» Description of the task
Write out every one of the rows below precisely as given, leaving the pictures out of your answer.

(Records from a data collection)
————————
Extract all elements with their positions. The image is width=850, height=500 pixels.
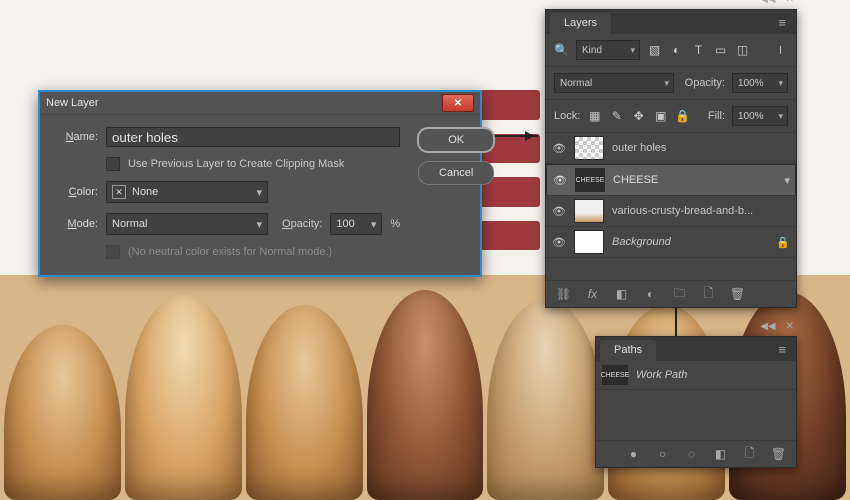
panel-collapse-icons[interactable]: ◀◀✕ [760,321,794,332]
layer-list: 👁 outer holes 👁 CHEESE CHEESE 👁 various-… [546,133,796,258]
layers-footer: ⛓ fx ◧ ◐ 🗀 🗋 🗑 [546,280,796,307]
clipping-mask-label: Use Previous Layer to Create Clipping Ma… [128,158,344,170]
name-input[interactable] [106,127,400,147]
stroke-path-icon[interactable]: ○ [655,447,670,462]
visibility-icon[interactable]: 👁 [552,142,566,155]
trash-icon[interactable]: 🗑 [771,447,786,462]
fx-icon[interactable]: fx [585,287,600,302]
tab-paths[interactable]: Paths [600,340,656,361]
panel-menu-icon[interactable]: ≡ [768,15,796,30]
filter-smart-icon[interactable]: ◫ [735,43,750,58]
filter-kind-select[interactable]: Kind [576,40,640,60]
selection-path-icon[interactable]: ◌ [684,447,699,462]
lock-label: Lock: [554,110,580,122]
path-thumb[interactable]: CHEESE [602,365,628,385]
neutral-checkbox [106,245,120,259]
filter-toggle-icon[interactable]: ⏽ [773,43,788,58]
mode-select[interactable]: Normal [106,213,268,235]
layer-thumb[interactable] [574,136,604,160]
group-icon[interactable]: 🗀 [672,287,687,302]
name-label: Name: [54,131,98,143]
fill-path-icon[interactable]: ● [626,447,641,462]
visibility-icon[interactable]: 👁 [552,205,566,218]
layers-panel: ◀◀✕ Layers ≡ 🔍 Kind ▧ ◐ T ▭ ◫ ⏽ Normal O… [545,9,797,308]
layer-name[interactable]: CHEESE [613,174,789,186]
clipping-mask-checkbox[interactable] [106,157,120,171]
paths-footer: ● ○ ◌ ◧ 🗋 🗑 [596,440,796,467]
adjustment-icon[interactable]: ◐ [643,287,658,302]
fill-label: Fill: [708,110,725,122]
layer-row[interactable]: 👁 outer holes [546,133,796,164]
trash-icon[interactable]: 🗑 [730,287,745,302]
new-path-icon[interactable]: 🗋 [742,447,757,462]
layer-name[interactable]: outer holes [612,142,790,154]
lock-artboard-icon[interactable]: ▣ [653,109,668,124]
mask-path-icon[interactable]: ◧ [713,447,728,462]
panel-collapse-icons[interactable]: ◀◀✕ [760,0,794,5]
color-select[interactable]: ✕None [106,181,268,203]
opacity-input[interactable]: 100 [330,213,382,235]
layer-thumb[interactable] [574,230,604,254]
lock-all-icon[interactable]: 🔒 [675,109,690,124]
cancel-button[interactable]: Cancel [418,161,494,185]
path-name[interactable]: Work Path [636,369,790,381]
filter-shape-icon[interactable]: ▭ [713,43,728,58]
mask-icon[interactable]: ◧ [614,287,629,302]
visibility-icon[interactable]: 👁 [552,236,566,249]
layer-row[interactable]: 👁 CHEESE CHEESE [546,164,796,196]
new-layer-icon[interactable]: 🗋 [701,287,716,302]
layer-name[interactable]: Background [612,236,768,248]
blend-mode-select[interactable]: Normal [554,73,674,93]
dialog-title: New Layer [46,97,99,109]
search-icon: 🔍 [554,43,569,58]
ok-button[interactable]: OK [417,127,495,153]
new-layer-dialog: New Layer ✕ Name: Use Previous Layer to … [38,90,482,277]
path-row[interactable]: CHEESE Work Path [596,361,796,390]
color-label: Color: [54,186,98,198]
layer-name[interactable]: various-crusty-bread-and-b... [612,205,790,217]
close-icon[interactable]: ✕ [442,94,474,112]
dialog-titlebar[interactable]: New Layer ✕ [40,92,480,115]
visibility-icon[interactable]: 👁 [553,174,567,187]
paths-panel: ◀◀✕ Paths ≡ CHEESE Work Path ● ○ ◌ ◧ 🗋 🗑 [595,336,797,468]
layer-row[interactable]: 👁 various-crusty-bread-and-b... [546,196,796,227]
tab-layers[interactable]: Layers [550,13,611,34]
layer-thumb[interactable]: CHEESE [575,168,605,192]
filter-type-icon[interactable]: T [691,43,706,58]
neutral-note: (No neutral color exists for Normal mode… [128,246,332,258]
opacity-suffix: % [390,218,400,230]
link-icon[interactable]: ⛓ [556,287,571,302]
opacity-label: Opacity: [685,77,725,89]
————————
» The completed task
Extract all elements with their positions. The image is width=850, height=500 pixels.
panel-collapse-icons[interactable]: ◀◀✕ [760,321,794,332]
layer-list: 👁 outer holes 👁 CHEESE CHEESE 👁 various-… [546,133,796,258]
layers-footer: ⛓ fx ◧ ◐ 🗀 🗋 🗑 [546,280,796,307]
clipping-mask-label: Use Previous Layer to Create Clipping Ma… [128,158,344,170]
name-input[interactable] [106,127,400,147]
stroke-path-icon[interactable]: ○ [655,447,670,462]
visibility-icon[interactable]: 👁 [552,142,566,155]
trash-icon[interactable]: 🗑 [771,447,786,462]
fx-icon[interactable]: fx [585,287,600,302]
tab-paths[interactable]: Paths [600,340,656,361]
panel-menu-icon[interactable]: ≡ [768,15,796,30]
filter-smart-icon[interactable]: ◫ [735,43,750,58]
filter-kind-select[interactable]: Kind [576,40,640,60]
selection-path-icon[interactable]: ◌ [684,447,699,462]
lock-label: Lock: [554,110,580,122]
path-thumb[interactable]: CHEESE [602,365,628,385]
neutral-checkbox [106,245,120,259]
filter-toggle-icon[interactable]: ⏽ [773,43,788,58]
mode-select[interactable]: Normal [106,213,268,235]
layer-thumb[interactable] [574,136,604,160]
group-icon[interactable]: 🗀 [672,287,687,302]
name-label: Name: [54,131,98,143]
fill-path-icon[interactable]: ● [626,447,641,462]
visibility-icon[interactable]: 👁 [552,205,566,218]
layers-panel: ◀◀✕ Layers ≡ 🔍 Kind ▧ ◐ T ▭ ◫ ⏽ Normal O… [545,9,797,308]
layer-name[interactable]: CHEESE [613,174,789,186]
clipping-mask-checkbox[interactable] [106,157,120,171]
paths-footer: ● ○ ◌ ◧ 🗋 🗑 [596,440,796,467]
adjustment-icon[interactable]: ◐ [643,287,658,302]
fill-label: Fill: [708,110,725,122]
layer-row[interactable]: 👁 outer holes [546,133,796,164]
trash-icon[interactable]: 🗑 [730,287,745,302]
new-path-icon[interactable]: 🗋 [742,447,757,462]
layer-name[interactable]: outer holes [612,142,790,154]
lock-artboard-icon[interactable]: ▣ [653,109,668,124]
mask-path-icon[interactable]: ◧ [713,447,728,462]
panel-collapse-icons[interactable]: ◀◀✕ [760,0,794,5]
color-select[interactable]: ✕None [106,181,268,203]
opacity-input[interactable]: 100 [330,213,382,235]
layer-thumb[interactable] [574,230,604,254]
lock-all-icon[interactable]: 🔒 [675,109,690,124]
cancel-button[interactable]: Cancel [418,161,494,185]
path-name[interactable]: Work Path [636,369,790,381]
filter-shape-icon[interactable]: ▭ [713,43,728,58]
mask-icon[interactable]: ◧ [614,287,629,302]
visibility-icon[interactable]: 👁 [552,236,566,249]
layer-row[interactable]: 👁 CHEESE CHEESE [546,164,796,196]
new-layer-icon[interactable]: 🗋 [701,287,716,302]
layer-name[interactable]: Background [612,236,768,248]
blend-mode-select[interactable]: Normal [554,73,674,93]
dialog-title: New Layer [46,97,99,109]
search-icon: 🔍 [554,43,569,58]
ok-button[interactable]: OK [417,127,495,153]
new-layer-dialog: New Layer ✕ Name: Use Previous Layer to … [38,90,482,277]
path-row[interactable]: CHEESE Work Path [596,361,796,390]
color-label: Color: [54,186,98,198]
layer-name[interactable]: various-crusty-bread-and-b... [612,205,790,217]
close-icon[interactable]: ✕ [442,94,474,112]
dialog-titlebar[interactable]: New Layer ✕ [40,92,480,115]
visibility-icon[interactable]: 👁 [553,174,567,187]
paths-panel: ◀◀✕ Paths ≡ CHEESE Work Path ● ○ ◌ ◧ 🗋 🗑 [595,336,797,468]
layer-row[interactable]: 👁 various-crusty-bread-and-b... [546,196,796,227]
tab-layers[interactable]: Layers [550,13,611,34]
layer-thumb[interactable]: CHEESE [575,168,605,192]
filter-type-icon[interactable]: T [691,43,706,58]
neutral-note: (No neutral color exists for Normal mode… [128,246,332,258]
opacity-suffix: % [390,218,400,230]
link-icon[interactable]: ⛓ [556,287,571,302]
opacity-label: Opacity: [685,77,725,89]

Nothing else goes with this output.